Voci di annotazione spaziale:
══════

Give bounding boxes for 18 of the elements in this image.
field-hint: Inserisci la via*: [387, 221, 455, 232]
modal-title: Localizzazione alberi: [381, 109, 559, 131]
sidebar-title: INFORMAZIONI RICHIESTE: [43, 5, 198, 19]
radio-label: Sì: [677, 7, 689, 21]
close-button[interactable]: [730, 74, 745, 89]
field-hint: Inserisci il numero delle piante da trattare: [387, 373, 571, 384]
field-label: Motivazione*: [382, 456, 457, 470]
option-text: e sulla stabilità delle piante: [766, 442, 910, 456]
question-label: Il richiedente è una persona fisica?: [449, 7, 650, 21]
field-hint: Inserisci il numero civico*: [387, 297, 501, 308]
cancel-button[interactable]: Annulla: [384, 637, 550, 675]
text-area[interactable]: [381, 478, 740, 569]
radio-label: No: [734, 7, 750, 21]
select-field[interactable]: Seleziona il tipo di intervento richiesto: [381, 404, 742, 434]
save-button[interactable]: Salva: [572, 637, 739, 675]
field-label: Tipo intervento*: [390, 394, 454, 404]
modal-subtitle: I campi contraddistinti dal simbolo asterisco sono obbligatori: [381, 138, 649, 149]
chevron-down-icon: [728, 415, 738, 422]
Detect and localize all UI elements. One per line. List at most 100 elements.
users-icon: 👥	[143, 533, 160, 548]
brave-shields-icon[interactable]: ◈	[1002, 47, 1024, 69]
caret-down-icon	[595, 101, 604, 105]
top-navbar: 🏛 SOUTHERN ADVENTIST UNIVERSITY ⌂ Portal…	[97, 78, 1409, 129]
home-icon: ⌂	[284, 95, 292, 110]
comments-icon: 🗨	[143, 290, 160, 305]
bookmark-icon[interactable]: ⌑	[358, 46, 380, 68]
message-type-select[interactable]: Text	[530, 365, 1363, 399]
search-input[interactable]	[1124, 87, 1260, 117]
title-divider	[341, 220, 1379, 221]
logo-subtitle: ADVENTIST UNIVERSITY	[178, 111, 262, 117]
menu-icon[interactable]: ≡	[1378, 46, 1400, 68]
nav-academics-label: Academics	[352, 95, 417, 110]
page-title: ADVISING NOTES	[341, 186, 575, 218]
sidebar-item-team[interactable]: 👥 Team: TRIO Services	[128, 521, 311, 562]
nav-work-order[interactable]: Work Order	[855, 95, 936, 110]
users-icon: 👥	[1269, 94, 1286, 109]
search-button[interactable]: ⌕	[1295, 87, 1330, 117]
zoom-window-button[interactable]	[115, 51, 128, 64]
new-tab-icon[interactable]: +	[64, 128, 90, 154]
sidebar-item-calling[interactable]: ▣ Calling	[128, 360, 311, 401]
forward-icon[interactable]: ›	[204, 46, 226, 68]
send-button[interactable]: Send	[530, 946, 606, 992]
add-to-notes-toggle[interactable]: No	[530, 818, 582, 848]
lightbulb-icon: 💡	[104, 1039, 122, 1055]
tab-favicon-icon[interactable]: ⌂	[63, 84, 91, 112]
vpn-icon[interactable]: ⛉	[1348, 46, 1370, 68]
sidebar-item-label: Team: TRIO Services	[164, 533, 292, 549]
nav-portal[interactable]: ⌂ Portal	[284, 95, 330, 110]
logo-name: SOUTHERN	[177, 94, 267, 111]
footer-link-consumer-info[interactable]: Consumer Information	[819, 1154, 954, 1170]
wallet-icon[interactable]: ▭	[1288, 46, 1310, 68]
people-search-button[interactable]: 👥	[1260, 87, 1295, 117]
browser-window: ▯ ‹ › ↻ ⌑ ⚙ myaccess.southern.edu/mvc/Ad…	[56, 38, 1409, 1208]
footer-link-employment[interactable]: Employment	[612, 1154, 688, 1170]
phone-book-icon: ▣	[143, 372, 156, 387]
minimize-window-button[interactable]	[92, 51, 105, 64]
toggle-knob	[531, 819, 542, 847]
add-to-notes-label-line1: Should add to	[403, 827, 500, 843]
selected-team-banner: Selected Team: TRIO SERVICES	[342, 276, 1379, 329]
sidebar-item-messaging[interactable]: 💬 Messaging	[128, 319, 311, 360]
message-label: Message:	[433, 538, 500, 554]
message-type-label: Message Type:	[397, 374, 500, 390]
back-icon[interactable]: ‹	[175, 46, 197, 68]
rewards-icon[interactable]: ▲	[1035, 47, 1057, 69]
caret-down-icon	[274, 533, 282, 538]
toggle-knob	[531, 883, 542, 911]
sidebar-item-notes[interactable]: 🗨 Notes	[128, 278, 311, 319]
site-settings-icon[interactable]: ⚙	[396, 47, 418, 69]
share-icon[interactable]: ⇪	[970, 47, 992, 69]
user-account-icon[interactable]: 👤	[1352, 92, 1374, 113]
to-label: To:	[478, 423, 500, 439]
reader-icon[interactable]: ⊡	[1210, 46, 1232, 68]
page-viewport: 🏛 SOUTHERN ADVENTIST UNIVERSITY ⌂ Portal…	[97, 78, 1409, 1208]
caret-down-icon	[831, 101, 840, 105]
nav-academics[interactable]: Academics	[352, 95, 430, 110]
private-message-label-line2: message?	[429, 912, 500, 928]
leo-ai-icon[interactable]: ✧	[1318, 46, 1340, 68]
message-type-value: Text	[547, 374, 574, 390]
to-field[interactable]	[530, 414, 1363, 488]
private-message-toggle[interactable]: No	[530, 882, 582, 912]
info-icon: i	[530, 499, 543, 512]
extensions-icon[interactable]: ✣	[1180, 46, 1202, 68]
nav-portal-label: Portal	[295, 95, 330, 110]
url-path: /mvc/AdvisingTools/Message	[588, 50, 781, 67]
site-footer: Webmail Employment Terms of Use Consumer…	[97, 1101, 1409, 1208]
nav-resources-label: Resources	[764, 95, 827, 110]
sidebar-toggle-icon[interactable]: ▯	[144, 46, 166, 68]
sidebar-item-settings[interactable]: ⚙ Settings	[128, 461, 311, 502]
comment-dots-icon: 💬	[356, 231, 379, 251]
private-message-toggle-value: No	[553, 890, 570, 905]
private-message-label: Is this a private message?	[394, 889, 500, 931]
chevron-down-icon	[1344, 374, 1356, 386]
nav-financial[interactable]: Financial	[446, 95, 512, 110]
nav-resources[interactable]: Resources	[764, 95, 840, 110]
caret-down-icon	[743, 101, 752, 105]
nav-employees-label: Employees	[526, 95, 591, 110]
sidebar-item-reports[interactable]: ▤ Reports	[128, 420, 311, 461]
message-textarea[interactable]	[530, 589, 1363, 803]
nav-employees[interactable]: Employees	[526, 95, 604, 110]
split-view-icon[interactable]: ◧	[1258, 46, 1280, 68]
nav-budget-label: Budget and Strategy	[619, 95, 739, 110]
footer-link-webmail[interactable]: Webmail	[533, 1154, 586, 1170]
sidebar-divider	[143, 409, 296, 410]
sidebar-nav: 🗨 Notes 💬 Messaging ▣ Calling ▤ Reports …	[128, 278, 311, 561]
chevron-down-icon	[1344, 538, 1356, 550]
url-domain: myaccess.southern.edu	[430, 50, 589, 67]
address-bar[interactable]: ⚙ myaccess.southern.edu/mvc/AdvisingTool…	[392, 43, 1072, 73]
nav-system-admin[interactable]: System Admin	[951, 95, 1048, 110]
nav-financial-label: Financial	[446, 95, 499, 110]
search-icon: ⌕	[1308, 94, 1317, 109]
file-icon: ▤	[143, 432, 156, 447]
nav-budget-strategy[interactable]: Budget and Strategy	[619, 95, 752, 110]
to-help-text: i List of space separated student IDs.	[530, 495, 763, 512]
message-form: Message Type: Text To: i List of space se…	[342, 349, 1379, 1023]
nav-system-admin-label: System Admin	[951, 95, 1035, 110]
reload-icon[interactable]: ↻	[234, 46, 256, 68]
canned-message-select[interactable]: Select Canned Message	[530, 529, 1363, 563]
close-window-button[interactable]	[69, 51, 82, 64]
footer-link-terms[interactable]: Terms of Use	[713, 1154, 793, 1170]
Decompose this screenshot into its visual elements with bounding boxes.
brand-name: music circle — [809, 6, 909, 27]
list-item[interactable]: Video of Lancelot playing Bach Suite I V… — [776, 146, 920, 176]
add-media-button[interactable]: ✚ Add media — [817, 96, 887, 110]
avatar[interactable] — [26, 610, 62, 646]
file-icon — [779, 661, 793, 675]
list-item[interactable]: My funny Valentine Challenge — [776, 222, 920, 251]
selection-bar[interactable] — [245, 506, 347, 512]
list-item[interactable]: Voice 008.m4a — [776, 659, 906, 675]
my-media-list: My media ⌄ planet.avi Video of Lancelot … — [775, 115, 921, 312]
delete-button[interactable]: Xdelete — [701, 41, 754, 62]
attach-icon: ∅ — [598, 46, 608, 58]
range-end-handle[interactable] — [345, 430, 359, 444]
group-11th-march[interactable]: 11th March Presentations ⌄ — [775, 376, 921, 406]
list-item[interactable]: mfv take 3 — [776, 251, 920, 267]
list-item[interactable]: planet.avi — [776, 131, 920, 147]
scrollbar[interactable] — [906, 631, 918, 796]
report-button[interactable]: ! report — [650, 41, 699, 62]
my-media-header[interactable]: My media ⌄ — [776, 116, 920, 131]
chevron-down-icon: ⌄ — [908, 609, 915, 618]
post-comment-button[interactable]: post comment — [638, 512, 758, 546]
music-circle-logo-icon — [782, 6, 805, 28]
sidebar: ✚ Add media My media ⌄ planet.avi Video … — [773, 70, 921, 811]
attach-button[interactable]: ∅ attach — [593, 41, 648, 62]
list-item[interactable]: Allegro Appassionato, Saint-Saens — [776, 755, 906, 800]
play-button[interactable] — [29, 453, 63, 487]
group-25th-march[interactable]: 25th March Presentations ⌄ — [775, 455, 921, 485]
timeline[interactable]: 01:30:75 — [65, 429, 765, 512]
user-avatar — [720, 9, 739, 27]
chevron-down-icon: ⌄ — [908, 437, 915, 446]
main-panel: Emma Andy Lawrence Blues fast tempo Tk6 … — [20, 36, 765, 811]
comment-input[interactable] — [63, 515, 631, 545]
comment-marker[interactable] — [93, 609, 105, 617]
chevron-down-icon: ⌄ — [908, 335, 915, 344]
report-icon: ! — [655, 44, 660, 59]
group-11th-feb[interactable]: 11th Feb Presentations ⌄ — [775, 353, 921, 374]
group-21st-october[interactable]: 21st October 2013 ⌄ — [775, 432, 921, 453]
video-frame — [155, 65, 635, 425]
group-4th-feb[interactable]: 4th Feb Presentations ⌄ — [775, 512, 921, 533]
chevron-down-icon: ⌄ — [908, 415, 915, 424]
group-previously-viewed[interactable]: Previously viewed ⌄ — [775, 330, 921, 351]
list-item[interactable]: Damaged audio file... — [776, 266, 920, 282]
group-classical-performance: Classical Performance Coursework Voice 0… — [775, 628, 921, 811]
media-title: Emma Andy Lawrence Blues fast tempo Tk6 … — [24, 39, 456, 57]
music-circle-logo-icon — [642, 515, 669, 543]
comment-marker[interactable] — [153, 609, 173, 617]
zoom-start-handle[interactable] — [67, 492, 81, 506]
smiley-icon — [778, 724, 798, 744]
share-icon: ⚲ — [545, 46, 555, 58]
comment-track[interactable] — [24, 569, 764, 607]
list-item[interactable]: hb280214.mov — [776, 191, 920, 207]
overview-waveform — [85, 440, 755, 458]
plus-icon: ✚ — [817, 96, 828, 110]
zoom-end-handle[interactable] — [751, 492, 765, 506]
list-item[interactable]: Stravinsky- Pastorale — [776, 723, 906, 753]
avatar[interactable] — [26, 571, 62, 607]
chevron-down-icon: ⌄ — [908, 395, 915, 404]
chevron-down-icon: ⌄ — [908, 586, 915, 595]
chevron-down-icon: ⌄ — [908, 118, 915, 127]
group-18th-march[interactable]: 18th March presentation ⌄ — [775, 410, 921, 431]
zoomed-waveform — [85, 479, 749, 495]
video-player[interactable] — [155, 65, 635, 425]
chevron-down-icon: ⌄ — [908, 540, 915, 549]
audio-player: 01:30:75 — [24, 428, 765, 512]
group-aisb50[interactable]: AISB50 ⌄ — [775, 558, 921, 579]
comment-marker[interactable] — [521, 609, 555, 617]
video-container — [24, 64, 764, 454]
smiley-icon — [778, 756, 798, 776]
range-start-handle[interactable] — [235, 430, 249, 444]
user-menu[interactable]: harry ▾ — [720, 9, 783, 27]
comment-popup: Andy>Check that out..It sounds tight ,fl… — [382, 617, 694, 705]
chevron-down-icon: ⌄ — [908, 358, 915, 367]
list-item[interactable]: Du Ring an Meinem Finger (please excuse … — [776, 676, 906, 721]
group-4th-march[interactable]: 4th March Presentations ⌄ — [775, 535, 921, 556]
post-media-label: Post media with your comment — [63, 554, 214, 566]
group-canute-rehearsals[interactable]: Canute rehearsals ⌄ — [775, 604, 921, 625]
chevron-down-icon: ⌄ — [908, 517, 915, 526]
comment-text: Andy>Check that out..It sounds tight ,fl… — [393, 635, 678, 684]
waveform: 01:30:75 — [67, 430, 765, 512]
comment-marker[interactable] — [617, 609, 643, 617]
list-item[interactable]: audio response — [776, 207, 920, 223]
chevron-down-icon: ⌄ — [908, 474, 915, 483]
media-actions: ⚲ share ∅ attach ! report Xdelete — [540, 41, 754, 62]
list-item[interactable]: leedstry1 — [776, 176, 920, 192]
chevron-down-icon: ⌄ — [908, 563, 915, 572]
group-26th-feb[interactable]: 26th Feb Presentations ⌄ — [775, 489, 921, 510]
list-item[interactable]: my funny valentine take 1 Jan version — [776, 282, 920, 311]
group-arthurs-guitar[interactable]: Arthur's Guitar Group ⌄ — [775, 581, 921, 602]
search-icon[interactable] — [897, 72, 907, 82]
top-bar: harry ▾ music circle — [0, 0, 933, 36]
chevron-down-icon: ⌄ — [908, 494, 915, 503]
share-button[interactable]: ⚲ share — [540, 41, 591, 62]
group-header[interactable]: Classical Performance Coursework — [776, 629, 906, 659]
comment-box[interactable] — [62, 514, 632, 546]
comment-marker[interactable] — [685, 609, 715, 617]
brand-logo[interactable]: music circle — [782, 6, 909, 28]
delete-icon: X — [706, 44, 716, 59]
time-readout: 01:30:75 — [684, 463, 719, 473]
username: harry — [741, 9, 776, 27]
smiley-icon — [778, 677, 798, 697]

══════

• [CONSEGNA]:
Ripeti senza modifiche le righe dell'elenco che vanno dall'inizio fino alla riga contenente "field-hint: Inserisci il numero civico*: [387, 297, 501, 308]", compresa.

• [RISPOSTA CORRETTA]:
Give bounding boxes for 18 of the elements in this image.
field-hint: Inserisci la via*: [387, 221, 455, 232]
modal-title: Localizzazione alberi: [381, 109, 559, 131]
sidebar-title: INFORMAZIONI RICHIESTE: [43, 5, 198, 19]
radio-label: Sì: [677, 7, 689, 21]
close-button[interactable]: [730, 74, 745, 89]
field-hint: Inserisci il numero delle piante da trattare: [387, 373, 571, 384]
field-label: Motivazione*: [382, 456, 457, 470]
option-text: e sulla stabilità delle piante: [766, 442, 910, 456]
question-label: Il richiedente è una persona fisica?: [449, 7, 650, 21]
field-hint: Inserisci il numero civico*: [387, 297, 501, 308]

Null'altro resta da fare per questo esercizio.